-- FRAGMENTO DE TEXTO --
----

La montaña no es sólo la presencia de la montaña –esa presencia sublime y siempre inspiradora-, la montaña es también la experiencia de la montaña, la experiencia física de los rigores montañeses, ese enfrentar a conciencia a la hostilidad, ese enfrentamiento que con corazón abierto a la sensibilidad, se vuelve escuela de humanidad. La esencia del montañismo es esa. No el espíritu competitivo –esa mezquindad que domina al planeta- trasladado a la montaña.
La montaña y la experiencia de la montaña –como el desierto o la experiencia del desierto- son una cantera inagotable para la búsqueda de fortaleza espiritual, de un blindaje ético de la personalidad, del hallazgo de un andamiaje terapéutico, psíquico y poético para encarar la vida y descubrir nuevos ámbitos de la realidad donde proyectarla.

----

-- ENTRADAS REGISTRADAS --
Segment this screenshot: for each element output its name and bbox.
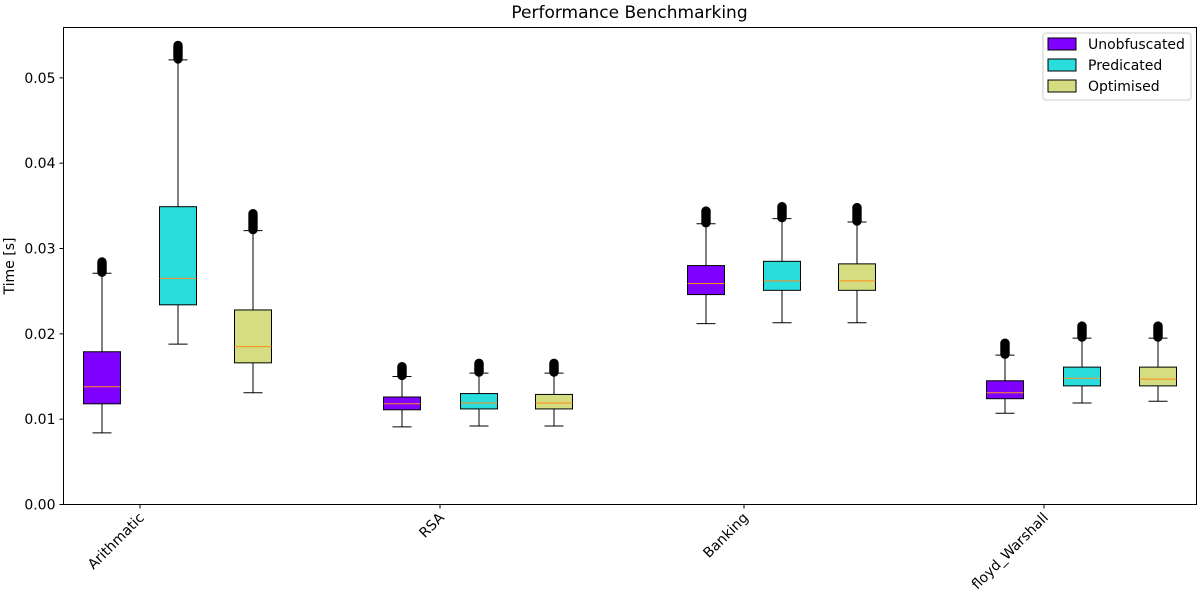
outlier-point — [549, 358, 559, 368]
box-optimised-floyd_warshall — [1139, 321, 1177, 402]
x-tick-label: floyd_Warshall — [969, 510, 1052, 593]
outlier-point — [777, 201, 787, 212]
y-tick-label: 0.05 — [24, 71, 55, 87]
outlier-point — [173, 40, 183, 51]
y-tick-label: 0.00 — [24, 498, 55, 514]
legend-label: Unobfuscated — [1088, 37, 1185, 53]
legend-swatch-unobfuscated — [1047, 37, 1077, 51]
outlier-point — [1000, 338, 1010, 348]
outlier-point — [97, 257, 107, 267]
box-body — [1139, 366, 1177, 387]
outlier-point — [1077, 321, 1087, 331]
box-predicated-banking — [763, 201, 801, 324]
outlier-point — [397, 362, 407, 372]
box-unobfuscated-floyd_warshall — [986, 338, 1024, 414]
legend-frame — [1042, 32, 1192, 101]
x-tick-label: RSA — [416, 510, 448, 542]
y-tick-label: 0.01 — [24, 412, 55, 428]
outlier-point — [852, 202, 862, 213]
box-unobfuscated-arithmatic — [83, 257, 121, 434]
legend-swatch-predicated — [1047, 58, 1077, 72]
box-predicated-rsa — [460, 358, 498, 427]
box-body — [763, 260, 801, 291]
box-body — [986, 380, 1024, 400]
legend-label: Optimised — [1088, 79, 1160, 95]
box-body — [687, 265, 725, 296]
box-unobfuscated-banking — [687, 206, 725, 325]
box-optimised-arithmatic — [234, 209, 272, 394]
y-tick-label: 0.02 — [24, 327, 55, 343]
legend: Unobfuscated Predicated Optimised — [1042, 32, 1192, 101]
legend-swatch-optimised — [1047, 79, 1077, 93]
box-body — [838, 263, 876, 291]
box-predicated-floyd_warshall — [1063, 321, 1101, 404]
box-body — [535, 393, 573, 410]
chart-title: Performance Benchmarking — [511, 3, 747, 23]
box-unobfuscated-rsa — [383, 362, 421, 428]
axes-frame — [63, 27, 1197, 505]
box-predicated-arithmatic — [159, 40, 197, 345]
box-body — [83, 351, 121, 405]
y-tick-label: 0.04 — [24, 156, 55, 172]
y-tick-label: 0.03 — [24, 242, 55, 258]
x-axis: Arithmatic RSA Banking floyd_Warshall — [85, 504, 1052, 593]
x-tick-label: Banking — [700, 510, 751, 561]
box-body — [234, 309, 272, 364]
y-axis-label: Time [s] — [2, 238, 18, 296]
box-optimised-rsa — [535, 358, 573, 427]
x-tick-label: Arithmatic — [85, 510, 148, 573]
outlier-point — [701, 206, 711, 216]
box-body — [159, 206, 197, 306]
y-axis: 0.00 0.01 0.02 0.03 0.04 0.05 — [24, 71, 64, 514]
plot-area — [83, 40, 1177, 434]
box-body — [460, 393, 498, 410]
box-body — [1063, 366, 1101, 387]
outlier-point — [474, 358, 484, 368]
box-optimised-banking — [838, 202, 876, 324]
outlier-point — [1153, 321, 1163, 331]
outlier-point — [248, 209, 258, 219]
legend-label: Predicated — [1088, 58, 1162, 74]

----

-- TAREAS DEL EJERCICIO --
**1)** En el fragmento sobre la montaña, ¿con qué se compara a la montaña y a la experiencia de la montaña?
**2)** Transcribe del fragmento sobre la montaña el pasaje que va desde "La montaña y" hasta "realidad donde proyectarla.".

-- CONJUNTO DE RESPUESTAS --
**1)** Con el desierto o la experiencia del desierto.

**2)**
La montaña y la experiencia de la montaña –como el desierto o la experiencia del desierto- son una cantera inagotable para la búsqueda de fortaleza espiritual, de un blindaje ético de la personalidad, del hallazgo de un andamiaje terapéutico, psíquico y poético para encarar la vida y descubrir nuevos ámbitos de la realidad donde proyectarla.